::: RECORDS SUPPLIED :::

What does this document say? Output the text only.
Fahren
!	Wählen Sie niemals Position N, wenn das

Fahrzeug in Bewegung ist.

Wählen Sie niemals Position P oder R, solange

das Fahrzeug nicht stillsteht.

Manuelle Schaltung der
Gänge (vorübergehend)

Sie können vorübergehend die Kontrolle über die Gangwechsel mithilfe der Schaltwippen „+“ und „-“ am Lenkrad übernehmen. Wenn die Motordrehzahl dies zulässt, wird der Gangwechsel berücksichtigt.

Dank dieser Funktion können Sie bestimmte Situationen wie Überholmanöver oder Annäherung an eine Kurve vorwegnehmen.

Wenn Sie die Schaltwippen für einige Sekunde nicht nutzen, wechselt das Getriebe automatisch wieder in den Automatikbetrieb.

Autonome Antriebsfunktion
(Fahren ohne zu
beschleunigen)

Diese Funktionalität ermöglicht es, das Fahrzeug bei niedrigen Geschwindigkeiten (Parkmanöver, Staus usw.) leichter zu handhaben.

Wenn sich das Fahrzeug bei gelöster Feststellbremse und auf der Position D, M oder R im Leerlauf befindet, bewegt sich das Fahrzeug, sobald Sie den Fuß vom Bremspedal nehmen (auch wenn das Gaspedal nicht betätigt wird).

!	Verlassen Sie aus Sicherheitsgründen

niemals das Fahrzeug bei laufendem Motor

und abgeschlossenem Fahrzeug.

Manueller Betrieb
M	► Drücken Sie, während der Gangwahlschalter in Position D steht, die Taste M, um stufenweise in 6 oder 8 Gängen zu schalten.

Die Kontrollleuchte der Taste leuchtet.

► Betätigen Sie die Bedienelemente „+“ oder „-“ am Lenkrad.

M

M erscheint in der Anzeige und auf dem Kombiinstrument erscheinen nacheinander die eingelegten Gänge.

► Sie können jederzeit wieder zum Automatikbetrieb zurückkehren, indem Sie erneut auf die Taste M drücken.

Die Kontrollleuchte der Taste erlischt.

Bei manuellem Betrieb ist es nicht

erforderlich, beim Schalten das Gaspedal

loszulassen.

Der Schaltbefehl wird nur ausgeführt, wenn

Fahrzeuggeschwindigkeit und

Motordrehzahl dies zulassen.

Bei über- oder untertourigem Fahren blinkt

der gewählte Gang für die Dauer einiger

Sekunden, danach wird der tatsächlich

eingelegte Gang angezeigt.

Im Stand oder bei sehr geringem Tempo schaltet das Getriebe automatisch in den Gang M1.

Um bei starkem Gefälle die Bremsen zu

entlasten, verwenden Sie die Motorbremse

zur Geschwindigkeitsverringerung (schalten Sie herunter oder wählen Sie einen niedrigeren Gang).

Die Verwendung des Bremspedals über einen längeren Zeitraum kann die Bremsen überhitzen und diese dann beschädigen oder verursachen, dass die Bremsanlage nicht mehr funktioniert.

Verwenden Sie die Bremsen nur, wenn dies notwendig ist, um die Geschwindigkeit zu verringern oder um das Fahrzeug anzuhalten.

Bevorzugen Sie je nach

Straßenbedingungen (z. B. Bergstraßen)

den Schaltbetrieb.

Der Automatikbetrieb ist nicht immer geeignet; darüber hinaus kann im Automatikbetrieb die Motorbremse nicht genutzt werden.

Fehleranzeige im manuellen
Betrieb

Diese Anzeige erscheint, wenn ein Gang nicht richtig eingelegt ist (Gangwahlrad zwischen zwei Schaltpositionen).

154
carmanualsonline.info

:::

GIVEN TASK: All of the data above should be transcribed exactly.

CORRECT OUTPUT:
What does this document say? Output the text only.
Fahren
!	Wählen Sie niemals Position N, wenn das

Fahrzeug in Bewegung ist.

Wählen Sie niemals Position P oder R, solange

das Fahrzeug nicht stillsteht.

Manuelle Schaltung der
Gänge (vorübergehend)

Sie können vorübergehend die Kontrolle über die Gangwechsel mithilfe der Schaltwippen „+“ und „-“ am Lenkrad übernehmen. Wenn die Motordrehzahl dies zulässt, wird der Gangwechsel berücksichtigt.

Dank dieser Funktion können Sie bestimmte Situationen wie Überholmanöver oder Annäherung an eine Kurve vorwegnehmen.

Wenn Sie die Schaltwippen für einige Sekunde nicht nutzen, wechselt das Getriebe automatisch wieder in den Automatikbetrieb.

Autonome Antriebsfunktion
(Fahren ohne zu
beschleunigen)

Diese Funktionalität ermöglicht es, das Fahrzeug bei niedrigen Geschwindigkeiten (Parkmanöver, Staus usw.) leichter zu handhaben.

Wenn sich das Fahrzeug bei gelöster Feststellbremse und auf der Position D, M oder R im Leerlauf befindet, bewegt sich das Fahrzeug, sobald Sie den Fuß vom Bremspedal nehmen (auch wenn das Gaspedal nicht betätigt wird).

!	Verlassen Sie aus Sicherheitsgründen

niemals das Fahrzeug bei laufendem Motor

und abgeschlossenem Fahrzeug.

Manueller Betrieb
M	► Drücken Sie, während der Gangwahlschalter in Position D steht, die Taste M, um stufenweise in 6 oder 8 Gängen zu schalten.

Die Kontrollleuchte der Taste leuchtet.

► Betätigen Sie die Bedienelemente „+“ oder „-“ am Lenkrad.

M

M erscheint in der Anzeige und auf dem Kombiinstrument erscheinen nacheinander die eingelegten Gänge.

► Sie können jederzeit wieder zum Automatikbetrieb zurückkehren, indem Sie erneut auf die Taste M drücken.

Die Kontrollleuchte der Taste erlischt.

Bei manuellem Betrieb ist es nicht

erforderlich, beim Schalten das Gaspedal

loszulassen.

Der Schaltbefehl wird nur ausgeführt, wenn

Fahrzeuggeschwindigkeit und

Motordrehzahl dies zulassen.

Bei über- oder untertourigem Fahren blinkt

der gewählte Gang für die Dauer einiger

Sekunden, danach wird der tatsächlich

eingelegte Gang angezeigt.

Im Stand oder bei sehr geringem Tempo schaltet das Getriebe automatisch in den Gang M1.

Um bei starkem Gefälle die Bremsen zu

entlasten, verwenden Sie die Motorbremse

zur Geschwindigkeitsverringerung (schalten Sie herunter oder wählen Sie einen niedrigeren Gang).

Die Verwendung des Bremspedals über einen längeren Zeitraum kann die Bremsen überhitzen und diese dann beschädigen oder verursachen, dass die Bremsanlage nicht mehr funktioniert.

Verwenden Sie die Bremsen nur, wenn dies notwendig ist, um die Geschwindigkeit zu verringern oder um das Fahrzeug anzuhalten.

Bevorzugen Sie je nach

Straßenbedingungen (z. B. Bergstraßen)

den Schaltbetrieb.

Der Automatikbetrieb ist nicht immer geeignet; darüber hinaus kann im Automatikbetrieb die Motorbremse nicht genutzt werden.

Fehleranzeige im manuellen
Betrieb

Diese Anzeige erscheint, wenn ein Gang nicht richtig eingelegt ist (Gangwahlrad zwischen zwei Schaltpositionen).

154
carmanualsonline.info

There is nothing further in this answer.